DIRECTION =
Return all lines from the listing below in which the string "hint" occurs.

RECORDS SHOWN =
━━━━━━━━━━━━━━━━
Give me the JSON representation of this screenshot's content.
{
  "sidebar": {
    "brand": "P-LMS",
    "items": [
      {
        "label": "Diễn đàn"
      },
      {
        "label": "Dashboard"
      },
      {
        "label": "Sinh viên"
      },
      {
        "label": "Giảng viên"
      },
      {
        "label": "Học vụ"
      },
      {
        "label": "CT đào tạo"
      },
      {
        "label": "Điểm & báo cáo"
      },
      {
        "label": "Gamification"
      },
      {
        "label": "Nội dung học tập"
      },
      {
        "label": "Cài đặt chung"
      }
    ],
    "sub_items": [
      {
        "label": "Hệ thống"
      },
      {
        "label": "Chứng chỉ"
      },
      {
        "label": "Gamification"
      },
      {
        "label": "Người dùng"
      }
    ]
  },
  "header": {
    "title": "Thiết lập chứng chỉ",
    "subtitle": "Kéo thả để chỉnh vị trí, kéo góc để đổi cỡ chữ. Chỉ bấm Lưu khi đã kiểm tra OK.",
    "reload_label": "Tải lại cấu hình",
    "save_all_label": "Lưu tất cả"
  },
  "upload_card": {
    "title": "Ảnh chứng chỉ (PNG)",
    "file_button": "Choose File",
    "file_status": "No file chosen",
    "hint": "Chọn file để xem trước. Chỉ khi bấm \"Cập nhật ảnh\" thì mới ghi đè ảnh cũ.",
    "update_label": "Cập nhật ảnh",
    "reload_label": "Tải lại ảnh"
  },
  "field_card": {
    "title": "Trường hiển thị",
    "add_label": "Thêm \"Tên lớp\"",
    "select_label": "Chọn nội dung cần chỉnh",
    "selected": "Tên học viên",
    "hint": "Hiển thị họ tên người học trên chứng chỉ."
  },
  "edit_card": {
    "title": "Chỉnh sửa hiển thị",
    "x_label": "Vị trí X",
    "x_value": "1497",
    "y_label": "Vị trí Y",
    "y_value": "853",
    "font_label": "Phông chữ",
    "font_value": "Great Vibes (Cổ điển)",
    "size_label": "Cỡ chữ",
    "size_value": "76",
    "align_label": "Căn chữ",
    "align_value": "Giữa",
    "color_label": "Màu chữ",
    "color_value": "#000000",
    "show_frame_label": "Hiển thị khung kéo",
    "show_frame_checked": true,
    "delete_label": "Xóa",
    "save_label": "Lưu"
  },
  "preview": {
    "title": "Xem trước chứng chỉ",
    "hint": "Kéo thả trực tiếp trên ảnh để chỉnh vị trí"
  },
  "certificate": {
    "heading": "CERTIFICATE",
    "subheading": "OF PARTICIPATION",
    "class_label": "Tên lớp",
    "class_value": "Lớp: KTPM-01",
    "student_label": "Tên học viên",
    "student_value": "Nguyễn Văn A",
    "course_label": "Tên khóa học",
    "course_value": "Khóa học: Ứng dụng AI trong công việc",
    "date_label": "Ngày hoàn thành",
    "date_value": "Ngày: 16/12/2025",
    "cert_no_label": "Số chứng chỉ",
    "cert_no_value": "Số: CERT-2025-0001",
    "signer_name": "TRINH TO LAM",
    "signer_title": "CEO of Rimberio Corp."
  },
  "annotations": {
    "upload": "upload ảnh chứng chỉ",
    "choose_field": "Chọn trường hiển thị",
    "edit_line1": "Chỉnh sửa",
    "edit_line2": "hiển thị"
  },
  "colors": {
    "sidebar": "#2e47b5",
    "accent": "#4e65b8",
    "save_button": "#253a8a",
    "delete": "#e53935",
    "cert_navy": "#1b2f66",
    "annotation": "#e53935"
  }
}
━━━━━━━━━━━━━━━━
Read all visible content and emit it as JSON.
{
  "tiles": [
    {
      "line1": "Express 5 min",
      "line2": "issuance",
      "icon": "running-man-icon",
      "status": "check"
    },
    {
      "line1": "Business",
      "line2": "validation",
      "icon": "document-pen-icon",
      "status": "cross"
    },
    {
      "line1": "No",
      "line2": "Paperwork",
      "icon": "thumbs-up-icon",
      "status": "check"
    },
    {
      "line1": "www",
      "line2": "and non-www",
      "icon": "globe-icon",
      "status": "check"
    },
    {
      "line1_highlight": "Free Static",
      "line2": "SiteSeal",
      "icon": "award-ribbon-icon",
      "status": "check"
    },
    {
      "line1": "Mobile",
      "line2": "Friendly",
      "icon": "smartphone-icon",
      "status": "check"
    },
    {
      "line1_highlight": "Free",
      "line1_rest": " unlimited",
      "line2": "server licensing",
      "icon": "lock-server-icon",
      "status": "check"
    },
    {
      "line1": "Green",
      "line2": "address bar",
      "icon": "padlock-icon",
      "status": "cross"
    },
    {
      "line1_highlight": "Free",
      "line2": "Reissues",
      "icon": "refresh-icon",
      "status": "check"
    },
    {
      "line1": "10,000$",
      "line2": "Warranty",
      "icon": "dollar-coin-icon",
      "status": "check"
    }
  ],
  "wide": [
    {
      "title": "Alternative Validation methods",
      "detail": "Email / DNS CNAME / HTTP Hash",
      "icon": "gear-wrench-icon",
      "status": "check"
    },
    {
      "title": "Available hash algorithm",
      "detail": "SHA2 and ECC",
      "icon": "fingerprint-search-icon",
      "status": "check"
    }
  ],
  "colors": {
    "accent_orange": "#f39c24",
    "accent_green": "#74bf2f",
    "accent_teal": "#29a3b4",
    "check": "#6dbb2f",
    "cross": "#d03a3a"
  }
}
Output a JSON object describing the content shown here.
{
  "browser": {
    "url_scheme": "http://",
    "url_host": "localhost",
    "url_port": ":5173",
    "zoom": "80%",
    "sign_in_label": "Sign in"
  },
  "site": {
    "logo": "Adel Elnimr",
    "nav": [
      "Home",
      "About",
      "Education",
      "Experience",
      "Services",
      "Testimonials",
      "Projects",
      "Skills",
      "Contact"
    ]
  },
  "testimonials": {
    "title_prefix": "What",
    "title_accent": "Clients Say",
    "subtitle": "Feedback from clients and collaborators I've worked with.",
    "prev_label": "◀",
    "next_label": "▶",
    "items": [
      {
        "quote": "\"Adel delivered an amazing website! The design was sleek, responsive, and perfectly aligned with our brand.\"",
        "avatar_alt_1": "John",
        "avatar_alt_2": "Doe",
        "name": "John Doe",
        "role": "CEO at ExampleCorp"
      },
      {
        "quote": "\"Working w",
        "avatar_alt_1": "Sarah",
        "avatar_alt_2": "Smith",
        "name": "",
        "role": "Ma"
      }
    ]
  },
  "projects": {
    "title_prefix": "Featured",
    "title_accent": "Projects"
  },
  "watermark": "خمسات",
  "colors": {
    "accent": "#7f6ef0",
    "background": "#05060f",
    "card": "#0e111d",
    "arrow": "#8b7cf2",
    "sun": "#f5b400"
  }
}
━━━━━━━━━━━━━━━━
RESPONSE TO THIS TASK =
    "hint": "Chọn file để xem trước. Chỉ khi bấm \"Cập nhật ảnh\" thì mới ghi đè ảnh cũ.",
    "hint": "Hiển thị họ tên người học trên chứng chỉ."
    "hint": "Kéo thả trực tiếp trên ảnh để chỉnh vị trí"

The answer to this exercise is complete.